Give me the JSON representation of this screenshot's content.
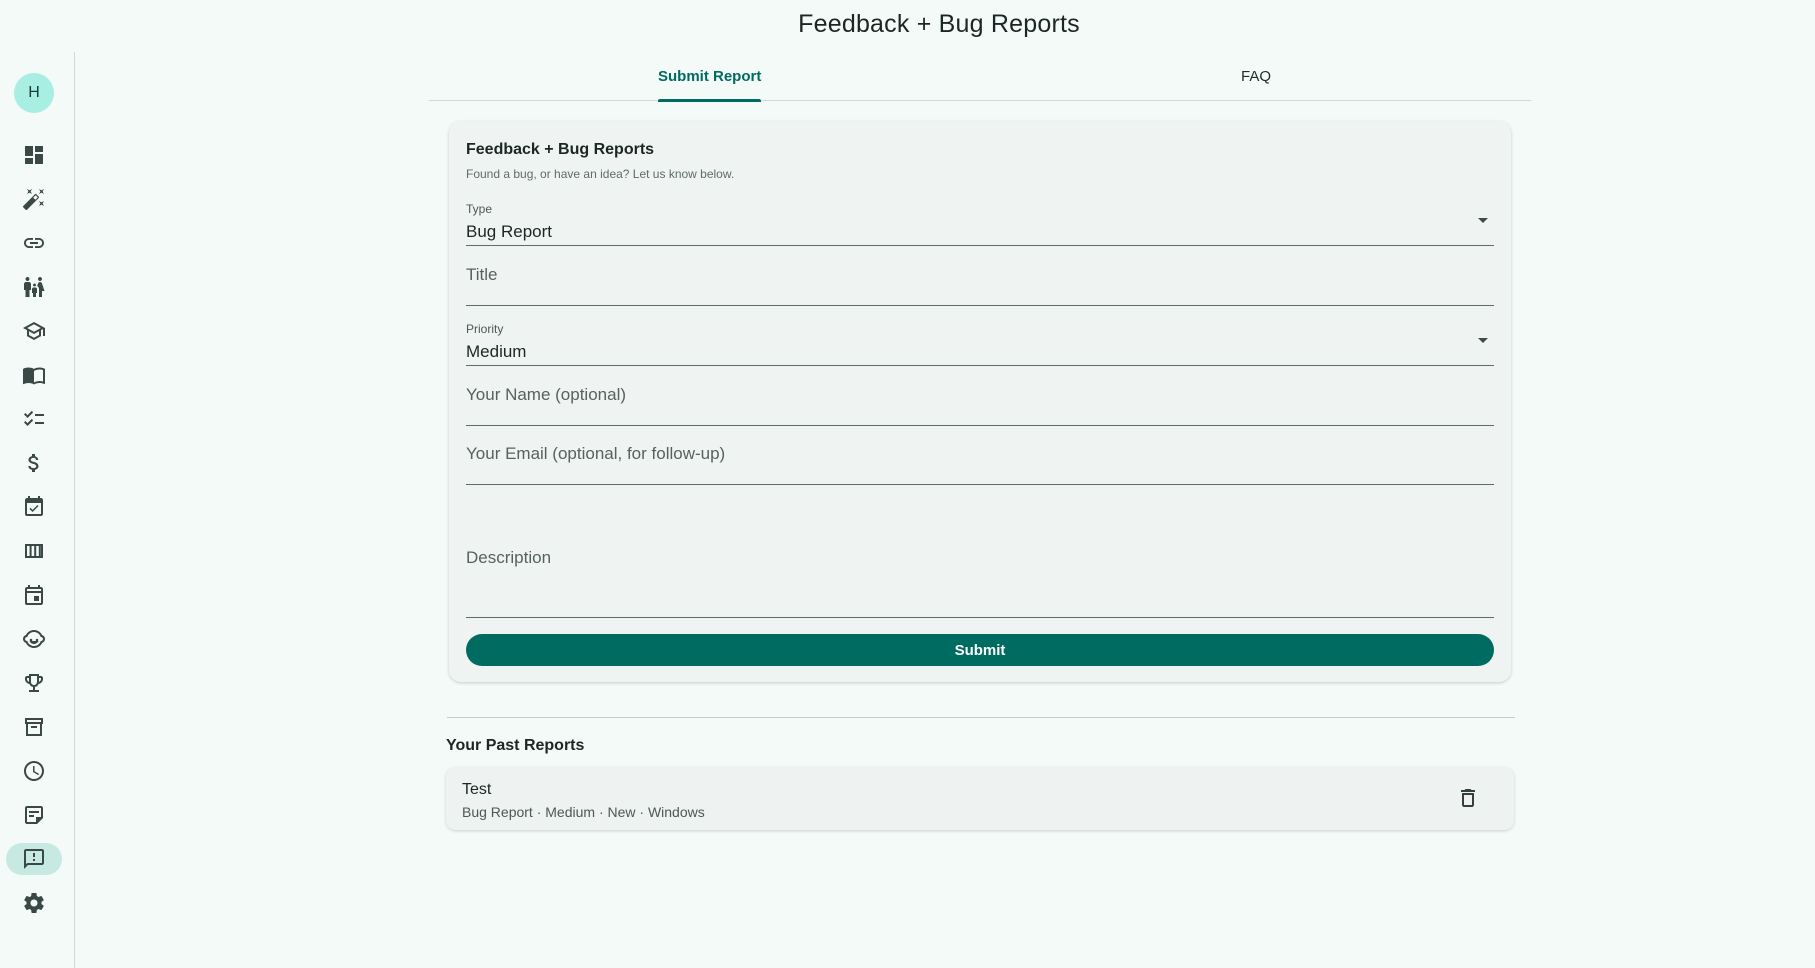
{
  "app": {
    "title": "Feedback + Bug Reports"
  },
  "sidebar": {
    "avatar_initial": "H",
    "items": [
      {
        "icon": "dashboard-icon"
      },
      {
        "icon": "magic-wand-icon"
      },
      {
        "icon": "link-icon"
      },
      {
        "icon": "family-icon"
      },
      {
        "icon": "school-icon"
      },
      {
        "icon": "book-icon"
      },
      {
        "icon": "checklist-icon"
      },
      {
        "icon": "dollar-icon"
      },
      {
        "icon": "event-available-icon"
      },
      {
        "icon": "view-columns-icon"
      },
      {
        "icon": "calendar-icon"
      },
      {
        "icon": "child-face-icon"
      },
      {
        "icon": "trophy-icon"
      },
      {
        "icon": "archive-icon"
      },
      {
        "icon": "clock-icon"
      },
      {
        "icon": "sticky-note-icon"
      },
      {
        "icon": "feedback-icon",
        "active": true
      },
      {
        "icon": "settings-icon"
      }
    ]
  },
  "tabs": [
    {
      "label": "Submit Report",
      "active": true
    },
    {
      "label": "FAQ",
      "active": false
    }
  ],
  "form": {
    "title": "Feedback + Bug Reports",
    "subtitle": "Found a bug, or have an idea? Let us know below.",
    "type": {
      "label": "Type",
      "value": "Bug Report"
    },
    "title_field": {
      "placeholder": "Title"
    },
    "priority": {
      "label": "Priority",
      "value": "Medium"
    },
    "name_field": {
      "placeholder": "Your Name (optional)"
    },
    "email_field": {
      "placeholder": "Your Email (optional, for follow-up)"
    },
    "description_field": {
      "placeholder": "Description"
    },
    "submit_label": "Submit"
  },
  "past_reports": {
    "heading": "Your Past Reports",
    "items": [
      {
        "title": "Test",
        "meta": "Bug Report · Medium · New · Windows"
      }
    ]
  },
  "colors": {
    "accent": "#006b61",
    "background": "#f3faf8",
    "avatar": "#a8eee2",
    "active_nav": "#c6e9e2"
  }
}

━━━━━━━━━━

Write out all the entries word for word, but skip any images.

Give me the JSON representation of this screenshot's content.
{
  "app": {
    "title": "Feedback + Bug Reports"
  },
  "sidebar": {
    "avatar_initial": "H",
    "items": [
      {
        "icon": "dashboard-icon"
      },
      {
        "icon": "magic-wand-icon"
      },
      {
        "icon": "link-icon"
      },
      {
        "icon": "family-icon"
      },
      {
        "icon": "school-icon"
      },
      {
        "icon": "book-icon"
      },
      {
        "icon": "checklist-icon"
      },
      {
        "icon": "dollar-icon"
      },
      {
        "icon": "event-available-icon"
      },
      {
        "icon": "view-columns-icon"
      },
      {
        "icon": "calendar-icon"
      },
      {
        "icon": "child-face-icon"
      },
      {
        "icon": "trophy-icon"
      },
      {
        "icon": "archive-icon"
      },
      {
        "icon": "clock-icon"
      },
      {
        "icon": "sticky-note-icon"
      },
      {
        "icon": "feedback-icon",
        "active": true
      },
      {
        "icon": "settings-icon"
      }
    ]
  },
  "tabs": [
    {
      "label": "Submit Report",
      "active": true
    },
    {
      "label": "FAQ",
      "active": false
    }
  ],
  "form": {
    "title": "Feedback + Bug Reports",
    "subtitle": "Found a bug, or have an idea? Let us know below.",
    "type": {
      "label": "Type",
      "value": "Bug Report"
    },
    "title_field": {
      "placeholder": "Title"
    },
    "priority": {
      "label": "Priority",
      "value": "Medium"
    },
    "name_field": {
      "placeholder": "Your Name (optional)"
    },
    "email_field": {
      "placeholder": "Your Email (optional, for follow-up)"
    },
    "description_field": {
      "placeholder": "Description"
    },
    "submit_label": "Submit"
  },
  "past_reports": {
    "heading": "Your Past Reports",
    "items": [
      {
        "title": "Test",
        "meta": "Bug Report · Medium · New · Windows"
      }
    ]
  },
  "colors": {
    "accent": "#006b61",
    "background": "#f3faf8",
    "avatar": "#a8eee2",
    "active_nav": "#c6e9e2"
  }
}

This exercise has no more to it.